TO DO =
Locate the lines where "unter" occurs and copy them as they stand.

Data excerpts:
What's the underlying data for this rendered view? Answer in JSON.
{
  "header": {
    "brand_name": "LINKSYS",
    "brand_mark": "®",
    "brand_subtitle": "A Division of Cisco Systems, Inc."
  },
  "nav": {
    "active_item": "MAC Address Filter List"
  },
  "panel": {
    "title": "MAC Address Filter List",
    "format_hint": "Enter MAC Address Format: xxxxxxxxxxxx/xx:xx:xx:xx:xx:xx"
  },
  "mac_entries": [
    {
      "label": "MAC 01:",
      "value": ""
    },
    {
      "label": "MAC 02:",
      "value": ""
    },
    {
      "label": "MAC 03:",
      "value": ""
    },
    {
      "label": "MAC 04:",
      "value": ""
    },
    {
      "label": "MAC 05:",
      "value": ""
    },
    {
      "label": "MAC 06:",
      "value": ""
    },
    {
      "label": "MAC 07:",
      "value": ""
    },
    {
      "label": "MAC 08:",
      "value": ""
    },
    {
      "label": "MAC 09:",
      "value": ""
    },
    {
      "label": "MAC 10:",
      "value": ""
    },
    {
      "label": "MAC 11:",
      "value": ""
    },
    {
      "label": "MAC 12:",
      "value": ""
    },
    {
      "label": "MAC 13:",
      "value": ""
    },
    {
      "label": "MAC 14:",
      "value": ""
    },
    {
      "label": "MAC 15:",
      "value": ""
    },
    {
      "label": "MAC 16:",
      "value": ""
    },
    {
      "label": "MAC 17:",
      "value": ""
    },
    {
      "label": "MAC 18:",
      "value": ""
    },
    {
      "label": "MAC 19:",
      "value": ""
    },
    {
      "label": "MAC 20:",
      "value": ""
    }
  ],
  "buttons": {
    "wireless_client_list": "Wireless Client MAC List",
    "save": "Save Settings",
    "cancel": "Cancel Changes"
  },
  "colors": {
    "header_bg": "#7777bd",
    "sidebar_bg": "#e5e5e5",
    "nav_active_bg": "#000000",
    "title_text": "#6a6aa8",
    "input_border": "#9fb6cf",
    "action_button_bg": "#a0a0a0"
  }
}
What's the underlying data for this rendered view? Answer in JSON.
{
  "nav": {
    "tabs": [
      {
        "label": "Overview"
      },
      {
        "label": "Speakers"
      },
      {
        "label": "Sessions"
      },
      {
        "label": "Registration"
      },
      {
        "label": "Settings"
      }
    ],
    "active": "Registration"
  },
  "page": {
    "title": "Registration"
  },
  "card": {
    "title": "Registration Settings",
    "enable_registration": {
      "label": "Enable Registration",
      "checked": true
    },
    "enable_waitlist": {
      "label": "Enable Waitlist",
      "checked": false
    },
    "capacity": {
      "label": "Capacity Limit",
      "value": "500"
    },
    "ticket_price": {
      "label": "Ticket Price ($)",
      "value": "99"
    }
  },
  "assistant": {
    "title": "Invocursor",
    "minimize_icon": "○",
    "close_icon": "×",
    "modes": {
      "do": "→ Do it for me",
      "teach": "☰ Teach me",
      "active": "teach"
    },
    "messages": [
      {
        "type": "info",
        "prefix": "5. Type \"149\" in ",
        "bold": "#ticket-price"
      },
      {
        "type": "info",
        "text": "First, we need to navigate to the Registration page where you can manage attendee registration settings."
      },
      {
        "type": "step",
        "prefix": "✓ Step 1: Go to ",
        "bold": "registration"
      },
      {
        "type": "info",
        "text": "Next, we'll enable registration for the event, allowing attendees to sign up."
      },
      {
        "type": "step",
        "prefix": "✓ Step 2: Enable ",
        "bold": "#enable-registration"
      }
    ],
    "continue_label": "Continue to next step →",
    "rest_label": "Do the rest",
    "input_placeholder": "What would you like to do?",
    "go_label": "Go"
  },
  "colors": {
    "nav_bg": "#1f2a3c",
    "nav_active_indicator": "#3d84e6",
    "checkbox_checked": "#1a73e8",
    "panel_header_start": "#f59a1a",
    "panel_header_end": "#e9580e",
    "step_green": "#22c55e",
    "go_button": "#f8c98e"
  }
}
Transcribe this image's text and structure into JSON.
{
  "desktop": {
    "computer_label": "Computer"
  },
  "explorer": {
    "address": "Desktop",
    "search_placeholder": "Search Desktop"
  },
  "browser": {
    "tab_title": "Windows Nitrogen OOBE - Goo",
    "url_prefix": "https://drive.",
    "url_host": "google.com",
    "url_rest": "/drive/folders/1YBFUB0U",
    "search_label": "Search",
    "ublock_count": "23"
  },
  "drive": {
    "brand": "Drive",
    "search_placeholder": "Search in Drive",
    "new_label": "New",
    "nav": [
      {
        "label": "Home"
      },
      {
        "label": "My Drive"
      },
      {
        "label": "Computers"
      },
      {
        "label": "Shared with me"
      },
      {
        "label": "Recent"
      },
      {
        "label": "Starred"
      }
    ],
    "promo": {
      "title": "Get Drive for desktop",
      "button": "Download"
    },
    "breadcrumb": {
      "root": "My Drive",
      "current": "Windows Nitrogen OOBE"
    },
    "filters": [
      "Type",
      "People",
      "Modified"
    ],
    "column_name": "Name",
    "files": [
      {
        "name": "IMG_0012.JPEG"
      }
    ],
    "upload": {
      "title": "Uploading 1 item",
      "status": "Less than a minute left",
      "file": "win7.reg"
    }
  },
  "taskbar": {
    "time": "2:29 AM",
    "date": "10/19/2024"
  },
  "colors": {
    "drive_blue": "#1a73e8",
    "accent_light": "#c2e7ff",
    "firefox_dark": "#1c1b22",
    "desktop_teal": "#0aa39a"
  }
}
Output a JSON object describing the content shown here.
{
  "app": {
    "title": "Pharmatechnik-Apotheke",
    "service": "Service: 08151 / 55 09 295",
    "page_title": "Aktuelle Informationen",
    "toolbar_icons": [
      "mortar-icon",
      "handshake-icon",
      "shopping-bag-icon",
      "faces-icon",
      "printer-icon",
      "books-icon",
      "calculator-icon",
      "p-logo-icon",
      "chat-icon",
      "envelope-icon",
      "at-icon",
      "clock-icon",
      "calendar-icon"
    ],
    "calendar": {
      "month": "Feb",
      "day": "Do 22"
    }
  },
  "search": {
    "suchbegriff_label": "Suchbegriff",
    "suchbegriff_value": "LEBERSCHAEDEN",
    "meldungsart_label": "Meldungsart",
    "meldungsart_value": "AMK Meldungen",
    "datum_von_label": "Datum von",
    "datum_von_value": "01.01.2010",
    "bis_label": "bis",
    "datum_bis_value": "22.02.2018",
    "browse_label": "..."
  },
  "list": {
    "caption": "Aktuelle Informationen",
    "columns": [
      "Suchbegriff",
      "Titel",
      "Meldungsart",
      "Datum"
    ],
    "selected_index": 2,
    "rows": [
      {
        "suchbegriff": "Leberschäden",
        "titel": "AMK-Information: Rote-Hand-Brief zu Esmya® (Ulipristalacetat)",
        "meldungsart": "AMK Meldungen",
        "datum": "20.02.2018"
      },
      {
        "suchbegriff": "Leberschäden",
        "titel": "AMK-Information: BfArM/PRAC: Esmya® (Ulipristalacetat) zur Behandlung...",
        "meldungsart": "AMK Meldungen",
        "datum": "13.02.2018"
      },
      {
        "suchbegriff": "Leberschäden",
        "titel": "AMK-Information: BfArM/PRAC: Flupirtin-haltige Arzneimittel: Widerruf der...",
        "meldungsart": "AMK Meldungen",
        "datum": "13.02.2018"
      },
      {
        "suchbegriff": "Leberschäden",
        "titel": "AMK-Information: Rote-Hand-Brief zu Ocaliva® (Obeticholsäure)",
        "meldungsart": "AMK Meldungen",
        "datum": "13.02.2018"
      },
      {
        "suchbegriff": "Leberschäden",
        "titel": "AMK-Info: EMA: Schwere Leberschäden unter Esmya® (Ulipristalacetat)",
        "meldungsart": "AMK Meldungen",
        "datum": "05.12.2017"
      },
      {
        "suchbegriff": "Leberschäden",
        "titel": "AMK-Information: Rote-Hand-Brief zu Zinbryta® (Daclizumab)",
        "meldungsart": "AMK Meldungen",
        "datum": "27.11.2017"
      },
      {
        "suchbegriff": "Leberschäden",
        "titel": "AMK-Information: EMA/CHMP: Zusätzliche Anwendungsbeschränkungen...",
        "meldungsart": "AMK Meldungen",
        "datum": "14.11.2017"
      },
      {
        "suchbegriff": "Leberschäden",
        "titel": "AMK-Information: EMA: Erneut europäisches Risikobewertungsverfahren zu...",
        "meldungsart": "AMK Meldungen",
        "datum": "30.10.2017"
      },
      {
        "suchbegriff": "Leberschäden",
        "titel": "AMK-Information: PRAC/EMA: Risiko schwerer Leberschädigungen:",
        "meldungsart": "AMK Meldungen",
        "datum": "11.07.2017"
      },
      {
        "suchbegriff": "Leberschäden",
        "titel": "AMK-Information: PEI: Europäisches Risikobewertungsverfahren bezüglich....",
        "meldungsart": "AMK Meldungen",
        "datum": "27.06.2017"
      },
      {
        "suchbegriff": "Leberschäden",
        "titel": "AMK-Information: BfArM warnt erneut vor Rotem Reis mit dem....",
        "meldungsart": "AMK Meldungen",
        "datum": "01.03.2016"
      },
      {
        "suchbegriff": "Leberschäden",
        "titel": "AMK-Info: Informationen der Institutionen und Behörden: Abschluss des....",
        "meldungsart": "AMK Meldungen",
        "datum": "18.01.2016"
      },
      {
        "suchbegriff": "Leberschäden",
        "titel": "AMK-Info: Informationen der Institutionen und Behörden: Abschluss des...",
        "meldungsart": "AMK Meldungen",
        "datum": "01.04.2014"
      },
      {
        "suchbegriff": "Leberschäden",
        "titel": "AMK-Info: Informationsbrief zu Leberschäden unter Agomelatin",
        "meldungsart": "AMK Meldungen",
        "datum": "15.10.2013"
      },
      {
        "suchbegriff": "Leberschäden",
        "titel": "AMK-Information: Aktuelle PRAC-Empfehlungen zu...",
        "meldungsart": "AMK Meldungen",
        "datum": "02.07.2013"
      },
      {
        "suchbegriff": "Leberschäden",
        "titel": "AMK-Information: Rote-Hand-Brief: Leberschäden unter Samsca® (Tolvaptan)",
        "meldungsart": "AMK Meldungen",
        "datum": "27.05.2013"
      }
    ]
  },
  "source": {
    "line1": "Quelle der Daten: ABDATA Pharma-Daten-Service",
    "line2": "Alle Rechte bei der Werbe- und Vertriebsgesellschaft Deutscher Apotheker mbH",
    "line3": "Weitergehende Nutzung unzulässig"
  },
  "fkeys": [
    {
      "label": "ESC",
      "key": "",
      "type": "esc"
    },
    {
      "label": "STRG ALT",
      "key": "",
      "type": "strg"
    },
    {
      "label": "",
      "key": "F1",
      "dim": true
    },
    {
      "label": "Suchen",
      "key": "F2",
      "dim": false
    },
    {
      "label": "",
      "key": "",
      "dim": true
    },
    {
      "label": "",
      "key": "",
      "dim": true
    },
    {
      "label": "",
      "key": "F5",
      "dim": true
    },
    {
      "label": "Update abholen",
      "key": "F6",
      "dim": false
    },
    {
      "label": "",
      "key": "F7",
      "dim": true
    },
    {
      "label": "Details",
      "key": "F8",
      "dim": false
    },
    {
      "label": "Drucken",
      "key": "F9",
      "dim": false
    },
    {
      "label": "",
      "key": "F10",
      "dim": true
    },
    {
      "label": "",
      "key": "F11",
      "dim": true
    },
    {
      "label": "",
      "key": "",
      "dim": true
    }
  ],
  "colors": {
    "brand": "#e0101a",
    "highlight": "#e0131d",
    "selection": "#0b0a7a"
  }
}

TASK ANSWER =
        "titel": "AMK-Info: EMA: Schwere Leberschäden unter Esmya® (Ulipristalacetat)",
        "titel": "AMK-Info: Informationsbrief zu Leberschäden unter Agomelatin",
        "titel": "AMK-Information: Rote-Hand-Brief: Leberschäden unter Samsca® (Tolvaptan)",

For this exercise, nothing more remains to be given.